▶ _WHAT TO DO_: Repeat the material exactly as it appears.

▶ _INPUT DATA_:
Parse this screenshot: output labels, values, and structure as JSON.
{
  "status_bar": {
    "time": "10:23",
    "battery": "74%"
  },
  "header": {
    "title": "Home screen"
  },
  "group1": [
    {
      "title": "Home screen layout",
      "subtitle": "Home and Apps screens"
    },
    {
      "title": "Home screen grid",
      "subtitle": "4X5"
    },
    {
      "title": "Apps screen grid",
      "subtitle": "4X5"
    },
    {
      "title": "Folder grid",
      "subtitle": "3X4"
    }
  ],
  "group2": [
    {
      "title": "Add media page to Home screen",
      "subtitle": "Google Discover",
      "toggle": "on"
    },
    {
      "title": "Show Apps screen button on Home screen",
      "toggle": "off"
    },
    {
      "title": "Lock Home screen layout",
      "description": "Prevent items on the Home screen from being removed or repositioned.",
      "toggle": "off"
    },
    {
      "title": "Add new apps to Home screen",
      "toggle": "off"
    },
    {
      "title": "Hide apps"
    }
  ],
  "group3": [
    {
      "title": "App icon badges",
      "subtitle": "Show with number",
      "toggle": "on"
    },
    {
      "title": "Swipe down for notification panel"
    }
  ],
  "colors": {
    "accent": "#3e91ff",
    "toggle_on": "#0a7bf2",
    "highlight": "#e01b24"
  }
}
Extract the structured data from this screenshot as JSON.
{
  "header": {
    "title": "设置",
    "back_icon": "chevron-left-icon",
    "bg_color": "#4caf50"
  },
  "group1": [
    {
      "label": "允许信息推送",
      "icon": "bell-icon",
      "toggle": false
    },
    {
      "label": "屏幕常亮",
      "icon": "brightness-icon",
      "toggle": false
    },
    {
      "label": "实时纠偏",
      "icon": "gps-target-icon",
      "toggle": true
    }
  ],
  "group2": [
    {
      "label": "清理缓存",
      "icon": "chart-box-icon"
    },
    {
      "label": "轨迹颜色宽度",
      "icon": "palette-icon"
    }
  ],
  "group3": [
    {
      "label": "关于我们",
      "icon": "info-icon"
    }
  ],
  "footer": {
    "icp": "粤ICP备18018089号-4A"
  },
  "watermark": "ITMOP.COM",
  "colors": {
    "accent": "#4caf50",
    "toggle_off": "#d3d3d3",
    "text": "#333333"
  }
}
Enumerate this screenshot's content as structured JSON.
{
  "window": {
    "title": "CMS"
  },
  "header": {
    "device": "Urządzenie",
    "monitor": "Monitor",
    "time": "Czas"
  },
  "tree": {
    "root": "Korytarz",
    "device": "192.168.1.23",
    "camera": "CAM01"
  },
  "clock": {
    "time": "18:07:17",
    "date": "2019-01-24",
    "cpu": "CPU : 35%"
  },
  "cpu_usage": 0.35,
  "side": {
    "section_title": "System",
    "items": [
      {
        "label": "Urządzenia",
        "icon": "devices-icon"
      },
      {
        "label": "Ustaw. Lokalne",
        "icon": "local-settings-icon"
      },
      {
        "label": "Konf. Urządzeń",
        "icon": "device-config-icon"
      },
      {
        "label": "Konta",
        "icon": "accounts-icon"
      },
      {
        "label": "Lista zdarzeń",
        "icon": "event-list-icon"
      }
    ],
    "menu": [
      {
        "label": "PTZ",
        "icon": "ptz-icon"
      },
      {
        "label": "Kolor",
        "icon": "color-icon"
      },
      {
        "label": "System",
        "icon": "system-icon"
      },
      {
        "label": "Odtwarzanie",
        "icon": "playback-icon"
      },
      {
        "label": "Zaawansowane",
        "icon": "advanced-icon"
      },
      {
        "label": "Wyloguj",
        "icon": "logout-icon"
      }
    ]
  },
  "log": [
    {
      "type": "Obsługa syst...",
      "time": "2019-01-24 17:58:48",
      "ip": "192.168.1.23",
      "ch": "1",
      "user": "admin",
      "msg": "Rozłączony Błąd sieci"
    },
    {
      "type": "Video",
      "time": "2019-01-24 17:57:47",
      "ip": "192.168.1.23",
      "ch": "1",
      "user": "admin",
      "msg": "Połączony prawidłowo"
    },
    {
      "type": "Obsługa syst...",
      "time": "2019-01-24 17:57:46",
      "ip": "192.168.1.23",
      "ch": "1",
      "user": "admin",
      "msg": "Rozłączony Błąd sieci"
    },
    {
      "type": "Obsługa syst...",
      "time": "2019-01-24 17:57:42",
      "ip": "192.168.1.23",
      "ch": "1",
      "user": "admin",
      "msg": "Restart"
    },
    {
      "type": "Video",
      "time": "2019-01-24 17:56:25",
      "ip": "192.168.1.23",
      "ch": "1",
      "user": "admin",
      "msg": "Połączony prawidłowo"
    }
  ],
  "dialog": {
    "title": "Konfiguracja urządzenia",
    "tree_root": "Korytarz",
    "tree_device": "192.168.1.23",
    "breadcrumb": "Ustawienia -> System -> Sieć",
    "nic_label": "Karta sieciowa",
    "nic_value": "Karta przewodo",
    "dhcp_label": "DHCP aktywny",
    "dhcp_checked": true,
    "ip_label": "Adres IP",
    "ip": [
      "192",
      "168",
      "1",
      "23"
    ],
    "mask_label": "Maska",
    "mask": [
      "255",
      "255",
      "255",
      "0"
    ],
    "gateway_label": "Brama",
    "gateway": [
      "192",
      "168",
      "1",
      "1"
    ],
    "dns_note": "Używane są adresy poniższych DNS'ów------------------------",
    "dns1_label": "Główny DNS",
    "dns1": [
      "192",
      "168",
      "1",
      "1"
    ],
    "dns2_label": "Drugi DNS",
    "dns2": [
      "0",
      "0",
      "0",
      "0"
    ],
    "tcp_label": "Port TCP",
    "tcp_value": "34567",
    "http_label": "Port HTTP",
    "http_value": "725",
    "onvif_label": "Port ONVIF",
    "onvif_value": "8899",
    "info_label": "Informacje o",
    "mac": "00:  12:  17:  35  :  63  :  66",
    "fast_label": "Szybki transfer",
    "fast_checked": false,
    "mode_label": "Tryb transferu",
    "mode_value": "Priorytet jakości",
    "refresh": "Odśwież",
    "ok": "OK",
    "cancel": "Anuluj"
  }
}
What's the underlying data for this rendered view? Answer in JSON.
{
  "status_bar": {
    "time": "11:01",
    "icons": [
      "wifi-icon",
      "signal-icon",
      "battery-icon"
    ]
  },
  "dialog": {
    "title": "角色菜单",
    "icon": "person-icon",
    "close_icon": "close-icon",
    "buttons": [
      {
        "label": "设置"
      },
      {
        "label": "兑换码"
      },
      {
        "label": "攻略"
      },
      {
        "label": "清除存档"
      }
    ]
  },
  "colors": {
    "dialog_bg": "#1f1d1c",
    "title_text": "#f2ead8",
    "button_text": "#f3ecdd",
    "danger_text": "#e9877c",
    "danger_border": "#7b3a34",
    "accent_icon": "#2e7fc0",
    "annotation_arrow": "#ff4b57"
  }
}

▶ _FINISHED TASK_:
Parse this screenshot: output labels, values, and structure as JSON.
{
  "status_bar": {
    "time": "10:23",
    "battery": "74%"
  },
  "header": {
    "title": "Home screen"
  },
  "group1": [
    {
      "title": "Home screen layout",
      "subtitle": "Home and Apps screens"
    },
    {
      "title": "Home screen grid",
      "subtitle": "4X5"
    },
    {
      "title": "Apps screen grid",
      "subtitle": "4X5"
    },
    {
      "title": "Folder grid",
      "subtitle": "3X4"
    }
  ],
  "group2": [
    {
      "title": "Add media page to Home screen",
      "subtitle": "Google Discover",
      "toggle": "on"
    },
    {
      "title": "Show Apps screen button on Home screen",
      "toggle": "off"
    },
    {
      "title": "Lock Home screen layout",
      "description": "Prevent items on the Home screen from being removed or repositioned.",
      "toggle": "off"
    },
    {
      "title": "Add new apps to Home screen",
      "toggle": "off"
    },
    {
      "title": "Hide apps"
    }
  ],
  "group3": [
    {
      "title": "App icon badges",
      "subtitle": "Show with number",
      "toggle": "on"
    },
    {
      "title": "Swipe down for notification panel"
    }
  ],
  "colors": {
    "accent": "#3e91ff",
    "toggle_on": "#0a7bf2",
    "highlight": "#e01b24"
  }
}
Extract the structured data from this screenshot as JSON.
{
  "header": {
    "title": "设置",
    "back_icon": "chevron-left-icon",
    "bg_color": "#4caf50"
  },
  "group1": [
    {
      "label": "允许信息推送",
      "icon": "bell-icon",
      "toggle": false
    },
    {
      "label": "屏幕常亮",
      "icon": "brightness-icon",
      "toggle": false
    },
    {
      "label": "实时纠偏",
      "icon": "gps-target-icon",
      "toggle": true
    }
  ],
  "group2": [
    {
      "label": "清理缓存",
      "icon": "chart-box-icon"
    },
    {
      "label": "轨迹颜色宽度",
      "icon": "palette-icon"
    }
  ],
  "group3": [
    {
      "label": "关于我们",
      "icon": "info-icon"
    }
  ],
  "footer": {
    "icp": "粤ICP备18018089号-4A"
  },
  "watermark": "ITMOP.COM",
  "colors": {
    "accent": "#4caf50",
    "toggle_off": "#d3d3d3",
    "text": "#333333"
  }
}
Enumerate this screenshot's content as structured JSON.
{
  "window": {
    "title": "CMS"
  },
  "header": {
    "device": "Urządzenie",
    "monitor": "Monitor",
    "time": "Czas"
  },
  "tree": {
    "root": "Korytarz",
    "device": "192.168.1.23",
    "camera": "CAM01"
  },
  "clock": {
    "time": "18:07:17",
    "date": "2019-01-24",
    "cpu": "CPU : 35%"
  },
  "cpu_usage": 0.35,
  "side": {
    "section_title": "System",
    "items": [
      {
        "label": "Urządzenia",
        "icon": "devices-icon"
      },
      {
        "label": "Ustaw. Lokalne",
        "icon": "local-settings-icon"
      },
      {
        "label": "Konf. Urządzeń",
        "icon": "device-config-icon"
      },
      {
        "label": "Konta",
        "icon": "accounts-icon"
      },
      {
        "label": "Lista zdarzeń",
        "icon": "event-list-icon"
      }
    ],
    "menu": [
      {
        "label": "PTZ",
        "icon": "ptz-icon"
      },
      {
        "label": "Kolor",
        "icon": "color-icon"
      },
      {
        "label": "System",
        "icon": "system-icon"
      },
      {
        "label": "Odtwarzanie",
        "icon": "playback-icon"
      },
      {
        "label": "Zaawansowane",
        "icon": "advanced-icon"
      },
      {
        "label": "Wyloguj",
        "icon": "logout-icon"
      }
    ]
  },
  "log": [
    {
      "type": "Obsługa syst...",
      "time": "2019-01-24 17:58:48",
      "ip": "192.168.1.23",
      "ch": "1",
      "user": "admin",
      "msg": "Rozłączony Błąd sieci"
    },
    {
      "type": "Video",
      "time": "2019-01-24 17:57:47",
      "ip": "192.168.1.23",
      "ch": "1",
      "user": "admin",
      "msg": "Połączony prawidłowo"
    },
    {
      "type": "Obsługa syst...",
      "time": "2019-01-24 17:57:46",
      "ip": "192.168.1.23",
      "ch": "1",
      "user": "admin",
      "msg": "Rozłączony Błąd sieci"
    },
    {
      "type": "Obsługa syst...",
      "time": "2019-01-24 17:57:42",
      "ip": "192.168.1.23",
      "ch": "1",
      "user": "admin",
      "msg": "Restart"
    },
    {
      "type": "Video",
      "time": "2019-01-24 17:56:25",
      "ip": "192.168.1.23",
      "ch": "1",
      "user": "admin",
      "msg": "Połączony prawidłowo"
    }
  ],
  "dialog": {
    "title": "Konfiguracja urządzenia",
    "tree_root": "Korytarz",
    "tree_device": "192.168.1.23",
    "breadcrumb": "Ustawienia -> System -> Sieć",
    "nic_label": "Karta sieciowa",
    "nic_value": "Karta przewodo",
    "dhcp_label": "DHCP aktywny",
    "dhcp_checked": true,
    "ip_label": "Adres IP",
    "ip": [
      "192",
      "168",
      "1",
      "23"
    ],
    "mask_label": "Maska",
    "mask": [
      "255",
      "255",
      "255",
      "0"
    ],
    "gateway_label": "Brama",
    "gateway": [
      "192",
      "168",
      "1",
      "1"
    ],
    "dns_note": "Używane są adresy poniższych DNS'ów------------------------",
    "dns1_label": "Główny DNS",
    "dns1": [
      "192",
      "168",
      "1",
      "1"
    ],
    "dns2_label": "Drugi DNS",
    "dns2": [
      "0",
      "0",
      "0",
      "0"
    ],
    "tcp_label": "Port TCP",
    "tcp_value": "34567",
    "http_label": "Port HTTP",
    "http_value": "725",
    "onvif_label": "Port ONVIF",
    "onvif_value": "8899",
    "info_label": "Informacje o",
    "mac": "00:  12:  17:  35  :  63  :  66",
    "fast_label": "Szybki transfer",
    "fast_checked": false,
    "mode_label": "Tryb transferu",
    "mode_value": "Priorytet jakości",
    "refresh": "Odśwież",
    "ok": "OK",
    "cancel": "Anuluj"
  }
}
What's the underlying data for this rendered view? Answer in JSON.
{
  "status_bar": {
    "time": "11:01",
    "icons": [
      "wifi-icon",
      "signal-icon",
      "battery-icon"
    ]
  },
  "dialog": {
    "title": "角色菜单",
    "icon": "person-icon",
    "close_icon": "close-icon",
    "buttons": [
      {
        "label": "设置"
      },
      {
        "label": "兑换码"
      },
      {
        "label": "攻略"
      },
      {
        "label": "清除存档"
      }
    ]
  },
  "colors": {
    "dialog_bg": "#1f1d1c",
    "title_text": "#f2ead8",
    "button_text": "#f3ecdd",
    "danger_text": "#e9877c",
    "danger_border": "#7b3a34",
    "accent_icon": "#2e7fc0",
    "annotation_arrow": "#ff4b57"
  }
}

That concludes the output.